Reproduce all records exactly.

## BEGIN MATERIAL FOR THIS TASK

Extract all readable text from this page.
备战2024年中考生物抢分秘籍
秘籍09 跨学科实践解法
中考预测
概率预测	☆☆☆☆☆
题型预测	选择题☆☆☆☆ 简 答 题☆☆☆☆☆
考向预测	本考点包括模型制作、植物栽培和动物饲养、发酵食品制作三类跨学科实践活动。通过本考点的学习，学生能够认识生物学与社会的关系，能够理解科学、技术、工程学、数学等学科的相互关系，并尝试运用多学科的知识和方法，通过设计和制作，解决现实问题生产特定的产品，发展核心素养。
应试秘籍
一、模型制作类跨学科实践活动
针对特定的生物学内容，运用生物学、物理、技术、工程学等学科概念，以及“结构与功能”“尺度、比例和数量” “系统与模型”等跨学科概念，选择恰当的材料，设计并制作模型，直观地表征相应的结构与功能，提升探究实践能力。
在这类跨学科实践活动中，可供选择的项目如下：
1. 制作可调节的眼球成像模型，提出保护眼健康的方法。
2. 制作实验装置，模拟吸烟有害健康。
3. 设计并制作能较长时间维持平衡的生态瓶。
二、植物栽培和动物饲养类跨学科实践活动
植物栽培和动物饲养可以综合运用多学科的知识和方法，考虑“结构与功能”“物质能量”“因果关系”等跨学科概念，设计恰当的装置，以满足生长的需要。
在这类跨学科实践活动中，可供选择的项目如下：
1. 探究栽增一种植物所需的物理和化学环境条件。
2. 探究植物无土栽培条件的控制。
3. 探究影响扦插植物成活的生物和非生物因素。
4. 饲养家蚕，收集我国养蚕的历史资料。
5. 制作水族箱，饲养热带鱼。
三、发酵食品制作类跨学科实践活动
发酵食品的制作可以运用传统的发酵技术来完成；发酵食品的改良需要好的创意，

## END MATERIAL FOR THIS TASK

## ANSWER TO THE EXERCISE
Extract all readable text from this page.
备战2024年中考生物抢分秘籍
秘籍09 跨学科实践解法
中考预测
概率预测	☆☆☆☆☆
题型预测	选择题☆☆☆☆ 简 答 题☆☆☆☆☆
考向预测	本考点包括模型制作、植物栽培和动物饲养、发酵食品制作三类跨学科实践活动。通过本考点的学习，学生能够认识生物学与社会的关系，能够理解科学、技术、工程学、数学等学科的相互关系，并尝试运用多学科的知识和方法，通过设计和制作，解决现实问题生产特定的产品，发展核心素养。
应试秘籍
一、模型制作类跨学科实践活动
针对特定的生物学内容，运用生物学、物理、技术、工程学等学科概念，以及“结构与功能”“尺度、比例和数量” “系统与模型”等跨学科概念，选择恰当的材料，设计并制作模型，直观地表征相应的结构与功能，提升探究实践能力。
在这类跨学科实践活动中，可供选择的项目如下：
1. 制作可调节的眼球成像模型，提出保护眼健康的方法。
2. 制作实验装置，模拟吸烟有害健康。
3. 设计并制作能较长时间维持平衡的生态瓶。
二、植物栽培和动物饲养类跨学科实践活动
植物栽培和动物饲养可以综合运用多学科的知识和方法，考虑“结构与功能”“物质能量”“因果关系”等跨学科概念，设计恰当的装置，以满足生长的需要。
在这类跨学科实践活动中，可供选择的项目如下：
1. 探究栽增一种植物所需的物理和化学环境条件。
2. 探究植物无土栽培条件的控制。
3. 探究影响扦插植物成活的生物和非生物因素。
4. 饲养家蚕，收集我国养蚕的历史资料。
5. 制作水族箱，饲养热带鱼。
三、发酵食品制作类跨学科实践活动
发酵食品的制作可以运用传统的发酵技术来完成；发酵食品的改良需要好的创意，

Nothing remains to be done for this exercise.